_EXERCISE PROMPT_
Copy out all lines carrying the word "Desarrollo".

_MATERIAL FOR THE TASK_

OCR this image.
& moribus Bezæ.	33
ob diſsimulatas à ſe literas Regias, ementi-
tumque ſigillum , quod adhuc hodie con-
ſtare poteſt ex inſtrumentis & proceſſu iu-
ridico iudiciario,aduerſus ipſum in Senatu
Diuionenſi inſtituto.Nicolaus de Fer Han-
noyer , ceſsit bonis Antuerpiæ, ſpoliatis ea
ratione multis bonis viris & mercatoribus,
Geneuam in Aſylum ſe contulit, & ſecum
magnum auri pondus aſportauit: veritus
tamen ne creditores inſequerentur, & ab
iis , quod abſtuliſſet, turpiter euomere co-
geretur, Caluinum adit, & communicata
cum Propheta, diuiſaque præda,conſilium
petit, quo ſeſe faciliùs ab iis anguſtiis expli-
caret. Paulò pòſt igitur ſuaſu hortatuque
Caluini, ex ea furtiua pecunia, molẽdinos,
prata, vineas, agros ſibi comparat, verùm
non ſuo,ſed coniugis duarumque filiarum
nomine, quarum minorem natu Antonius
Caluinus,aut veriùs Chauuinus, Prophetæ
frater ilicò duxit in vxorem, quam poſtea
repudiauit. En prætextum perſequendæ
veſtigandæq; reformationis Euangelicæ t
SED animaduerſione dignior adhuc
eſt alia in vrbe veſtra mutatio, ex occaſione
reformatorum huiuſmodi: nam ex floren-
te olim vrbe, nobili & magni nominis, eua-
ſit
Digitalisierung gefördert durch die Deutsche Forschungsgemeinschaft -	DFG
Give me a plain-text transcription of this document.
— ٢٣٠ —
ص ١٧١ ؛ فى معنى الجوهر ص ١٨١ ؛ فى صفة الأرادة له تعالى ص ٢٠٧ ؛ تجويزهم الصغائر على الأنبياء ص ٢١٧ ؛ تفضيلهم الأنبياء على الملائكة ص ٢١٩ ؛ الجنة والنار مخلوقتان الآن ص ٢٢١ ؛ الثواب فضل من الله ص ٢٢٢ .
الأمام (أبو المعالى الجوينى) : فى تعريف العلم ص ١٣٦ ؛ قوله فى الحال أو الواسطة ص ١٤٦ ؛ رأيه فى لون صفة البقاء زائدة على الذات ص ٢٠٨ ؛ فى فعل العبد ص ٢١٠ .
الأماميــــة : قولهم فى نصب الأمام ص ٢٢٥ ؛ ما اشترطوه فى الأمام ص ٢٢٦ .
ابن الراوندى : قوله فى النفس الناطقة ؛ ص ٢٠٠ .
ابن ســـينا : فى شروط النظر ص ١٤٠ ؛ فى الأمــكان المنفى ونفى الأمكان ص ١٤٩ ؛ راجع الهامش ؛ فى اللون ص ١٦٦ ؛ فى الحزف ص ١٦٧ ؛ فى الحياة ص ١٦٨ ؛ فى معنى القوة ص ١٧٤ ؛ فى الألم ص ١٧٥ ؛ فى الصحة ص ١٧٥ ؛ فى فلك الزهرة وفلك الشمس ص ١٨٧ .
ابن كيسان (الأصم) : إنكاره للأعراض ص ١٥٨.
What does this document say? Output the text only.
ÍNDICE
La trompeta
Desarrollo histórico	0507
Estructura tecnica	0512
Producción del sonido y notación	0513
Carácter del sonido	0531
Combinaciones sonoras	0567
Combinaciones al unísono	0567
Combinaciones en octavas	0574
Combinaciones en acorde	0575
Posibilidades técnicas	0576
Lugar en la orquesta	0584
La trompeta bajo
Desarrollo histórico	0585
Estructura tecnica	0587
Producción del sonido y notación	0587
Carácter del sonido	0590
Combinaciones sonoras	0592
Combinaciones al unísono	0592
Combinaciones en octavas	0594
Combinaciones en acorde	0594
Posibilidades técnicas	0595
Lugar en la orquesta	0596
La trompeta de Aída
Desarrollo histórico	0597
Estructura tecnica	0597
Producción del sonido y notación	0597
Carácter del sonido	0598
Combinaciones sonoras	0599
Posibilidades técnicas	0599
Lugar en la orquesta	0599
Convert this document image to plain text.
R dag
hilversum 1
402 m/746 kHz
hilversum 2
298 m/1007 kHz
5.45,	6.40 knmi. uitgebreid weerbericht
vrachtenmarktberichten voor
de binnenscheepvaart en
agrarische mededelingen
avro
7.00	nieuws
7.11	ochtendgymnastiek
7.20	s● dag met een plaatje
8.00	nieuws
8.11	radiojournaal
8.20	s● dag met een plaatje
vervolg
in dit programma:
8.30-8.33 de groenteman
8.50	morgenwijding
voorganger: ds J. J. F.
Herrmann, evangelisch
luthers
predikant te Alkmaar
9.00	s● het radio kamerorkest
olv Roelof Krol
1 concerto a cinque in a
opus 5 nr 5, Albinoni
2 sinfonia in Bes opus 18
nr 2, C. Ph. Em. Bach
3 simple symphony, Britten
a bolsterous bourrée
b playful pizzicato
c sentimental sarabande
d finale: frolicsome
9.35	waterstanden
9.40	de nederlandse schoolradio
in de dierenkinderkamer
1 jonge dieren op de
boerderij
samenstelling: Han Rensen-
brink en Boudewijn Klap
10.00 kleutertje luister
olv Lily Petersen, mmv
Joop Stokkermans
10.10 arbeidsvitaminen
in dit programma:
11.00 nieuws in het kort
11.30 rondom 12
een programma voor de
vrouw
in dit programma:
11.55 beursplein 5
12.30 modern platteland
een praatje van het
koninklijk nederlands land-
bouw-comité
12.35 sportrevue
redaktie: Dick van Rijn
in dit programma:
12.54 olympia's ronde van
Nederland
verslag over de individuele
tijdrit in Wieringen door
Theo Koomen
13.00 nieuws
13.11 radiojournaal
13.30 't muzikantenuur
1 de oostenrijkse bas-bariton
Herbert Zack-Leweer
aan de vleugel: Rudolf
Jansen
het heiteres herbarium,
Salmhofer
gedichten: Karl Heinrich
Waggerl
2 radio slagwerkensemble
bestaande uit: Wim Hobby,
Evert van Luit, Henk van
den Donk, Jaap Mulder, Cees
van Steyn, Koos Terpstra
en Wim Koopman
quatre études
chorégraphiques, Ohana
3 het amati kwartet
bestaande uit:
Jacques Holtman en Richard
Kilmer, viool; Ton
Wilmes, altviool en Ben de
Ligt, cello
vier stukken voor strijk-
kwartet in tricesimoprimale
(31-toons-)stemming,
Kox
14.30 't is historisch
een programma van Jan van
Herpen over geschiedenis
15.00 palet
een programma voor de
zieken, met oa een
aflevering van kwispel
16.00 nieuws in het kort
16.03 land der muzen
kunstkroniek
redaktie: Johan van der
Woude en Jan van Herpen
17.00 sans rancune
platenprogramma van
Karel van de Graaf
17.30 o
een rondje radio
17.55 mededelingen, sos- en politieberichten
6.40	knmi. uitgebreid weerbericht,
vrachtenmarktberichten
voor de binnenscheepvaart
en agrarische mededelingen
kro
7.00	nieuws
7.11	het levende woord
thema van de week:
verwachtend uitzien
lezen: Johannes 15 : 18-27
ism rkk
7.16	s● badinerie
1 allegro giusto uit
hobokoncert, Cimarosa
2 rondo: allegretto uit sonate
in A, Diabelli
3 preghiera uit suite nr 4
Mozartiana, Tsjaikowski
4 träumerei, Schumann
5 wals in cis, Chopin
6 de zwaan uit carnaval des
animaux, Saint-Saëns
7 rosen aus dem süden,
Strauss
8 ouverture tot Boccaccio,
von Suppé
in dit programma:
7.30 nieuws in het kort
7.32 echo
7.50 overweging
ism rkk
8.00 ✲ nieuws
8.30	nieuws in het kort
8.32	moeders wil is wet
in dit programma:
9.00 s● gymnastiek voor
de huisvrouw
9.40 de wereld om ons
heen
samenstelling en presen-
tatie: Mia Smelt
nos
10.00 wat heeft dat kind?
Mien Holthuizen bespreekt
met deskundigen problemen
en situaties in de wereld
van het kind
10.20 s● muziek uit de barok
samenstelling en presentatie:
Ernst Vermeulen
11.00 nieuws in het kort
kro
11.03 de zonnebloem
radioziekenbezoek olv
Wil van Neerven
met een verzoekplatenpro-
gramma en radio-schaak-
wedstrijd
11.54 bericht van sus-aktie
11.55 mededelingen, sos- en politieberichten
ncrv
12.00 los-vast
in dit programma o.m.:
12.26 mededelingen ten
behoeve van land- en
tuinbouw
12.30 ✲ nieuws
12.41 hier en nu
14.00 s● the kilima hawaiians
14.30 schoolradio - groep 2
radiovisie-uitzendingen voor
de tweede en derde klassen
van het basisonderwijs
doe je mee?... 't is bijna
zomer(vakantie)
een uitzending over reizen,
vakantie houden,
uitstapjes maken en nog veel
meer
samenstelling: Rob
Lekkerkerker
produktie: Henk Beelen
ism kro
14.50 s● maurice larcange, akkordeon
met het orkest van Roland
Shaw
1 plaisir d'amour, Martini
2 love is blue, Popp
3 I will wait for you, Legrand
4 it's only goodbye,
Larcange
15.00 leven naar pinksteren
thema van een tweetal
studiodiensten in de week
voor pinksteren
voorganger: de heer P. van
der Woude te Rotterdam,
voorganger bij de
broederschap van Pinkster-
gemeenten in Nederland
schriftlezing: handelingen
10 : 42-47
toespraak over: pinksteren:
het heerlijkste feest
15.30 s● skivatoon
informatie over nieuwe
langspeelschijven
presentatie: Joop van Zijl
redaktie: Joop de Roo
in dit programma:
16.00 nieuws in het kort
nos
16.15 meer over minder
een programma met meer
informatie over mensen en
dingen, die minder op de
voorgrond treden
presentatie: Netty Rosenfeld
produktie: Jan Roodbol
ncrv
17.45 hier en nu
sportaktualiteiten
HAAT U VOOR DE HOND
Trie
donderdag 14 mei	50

_ANSWER BELOW_
Desarrollo histórico	0507
Desarrollo histórico	0585
Desarrollo histórico	0597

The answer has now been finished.